* Short problem *
State how many lines contain "delle", and write nothing except that count.

* Data extract *

###

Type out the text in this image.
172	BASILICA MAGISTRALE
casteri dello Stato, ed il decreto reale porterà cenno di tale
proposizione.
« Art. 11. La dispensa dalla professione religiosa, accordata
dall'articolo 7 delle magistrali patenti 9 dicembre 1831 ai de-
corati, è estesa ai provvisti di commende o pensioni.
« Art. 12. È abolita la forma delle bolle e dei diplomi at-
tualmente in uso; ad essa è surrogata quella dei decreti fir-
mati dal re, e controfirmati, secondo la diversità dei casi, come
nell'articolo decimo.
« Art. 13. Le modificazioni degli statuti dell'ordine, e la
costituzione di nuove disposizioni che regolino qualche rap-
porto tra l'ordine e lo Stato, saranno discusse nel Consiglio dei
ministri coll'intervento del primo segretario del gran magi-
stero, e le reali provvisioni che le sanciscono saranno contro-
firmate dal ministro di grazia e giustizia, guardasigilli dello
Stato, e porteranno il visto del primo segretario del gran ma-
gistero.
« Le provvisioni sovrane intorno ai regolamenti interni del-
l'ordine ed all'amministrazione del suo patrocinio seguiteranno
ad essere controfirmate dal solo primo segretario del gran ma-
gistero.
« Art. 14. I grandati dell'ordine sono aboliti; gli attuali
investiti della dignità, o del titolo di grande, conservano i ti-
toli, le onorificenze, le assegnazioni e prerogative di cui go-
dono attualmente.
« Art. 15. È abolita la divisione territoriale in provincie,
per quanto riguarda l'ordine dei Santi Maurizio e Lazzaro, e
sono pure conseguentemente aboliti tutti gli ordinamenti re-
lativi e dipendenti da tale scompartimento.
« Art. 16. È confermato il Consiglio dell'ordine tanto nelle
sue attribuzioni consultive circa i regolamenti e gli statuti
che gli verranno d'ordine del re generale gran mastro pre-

###

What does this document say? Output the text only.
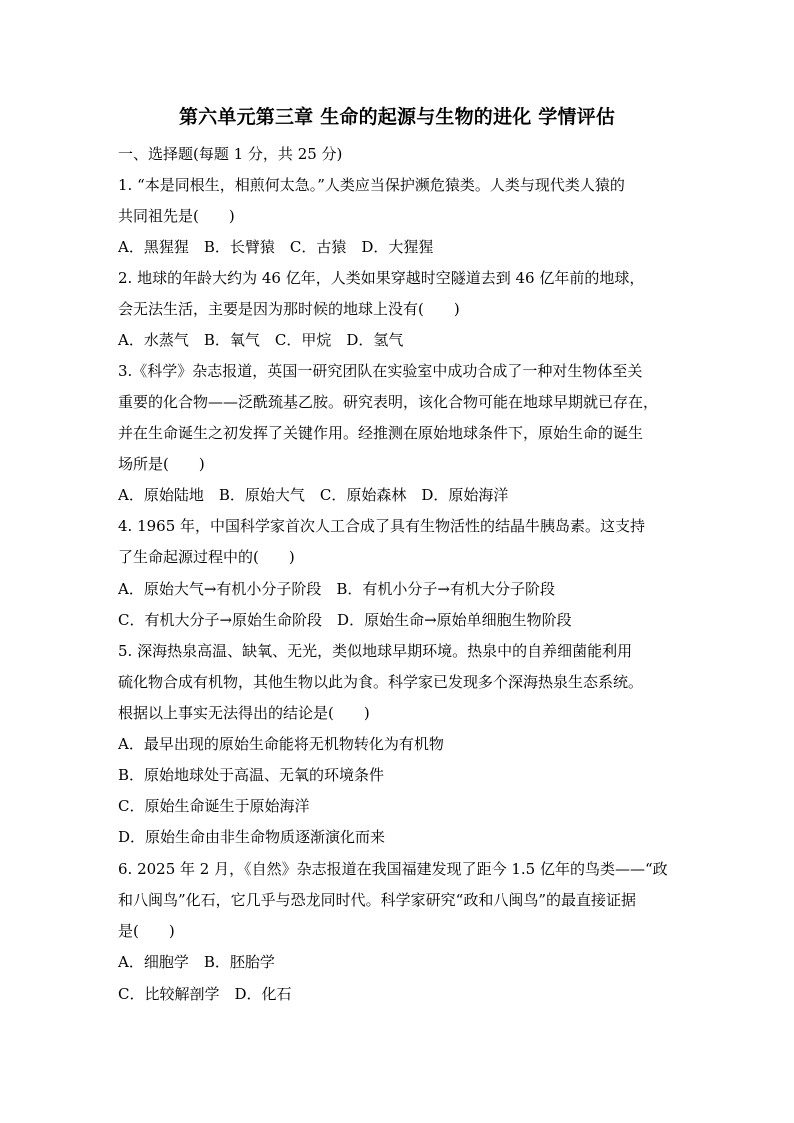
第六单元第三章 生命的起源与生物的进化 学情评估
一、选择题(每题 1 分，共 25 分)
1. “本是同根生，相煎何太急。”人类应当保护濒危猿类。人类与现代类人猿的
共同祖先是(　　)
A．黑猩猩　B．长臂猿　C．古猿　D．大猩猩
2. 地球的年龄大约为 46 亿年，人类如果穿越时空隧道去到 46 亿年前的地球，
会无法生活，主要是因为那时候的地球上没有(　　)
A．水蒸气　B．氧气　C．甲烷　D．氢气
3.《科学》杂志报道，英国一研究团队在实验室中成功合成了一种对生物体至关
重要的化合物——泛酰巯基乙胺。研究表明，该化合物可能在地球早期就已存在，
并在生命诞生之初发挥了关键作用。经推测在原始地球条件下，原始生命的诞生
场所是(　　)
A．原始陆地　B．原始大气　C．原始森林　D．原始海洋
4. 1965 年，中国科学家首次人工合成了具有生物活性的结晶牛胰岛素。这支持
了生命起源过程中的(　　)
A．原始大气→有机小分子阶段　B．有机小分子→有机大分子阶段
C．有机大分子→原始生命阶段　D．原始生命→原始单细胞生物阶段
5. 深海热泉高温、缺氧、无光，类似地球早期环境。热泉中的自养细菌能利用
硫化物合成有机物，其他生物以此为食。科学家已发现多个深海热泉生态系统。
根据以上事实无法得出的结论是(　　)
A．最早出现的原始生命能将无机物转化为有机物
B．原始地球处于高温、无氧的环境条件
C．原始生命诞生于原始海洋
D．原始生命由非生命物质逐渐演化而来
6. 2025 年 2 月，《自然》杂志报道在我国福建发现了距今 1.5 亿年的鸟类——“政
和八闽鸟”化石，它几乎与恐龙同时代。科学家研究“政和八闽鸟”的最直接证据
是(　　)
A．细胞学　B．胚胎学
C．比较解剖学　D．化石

###

* The response *
2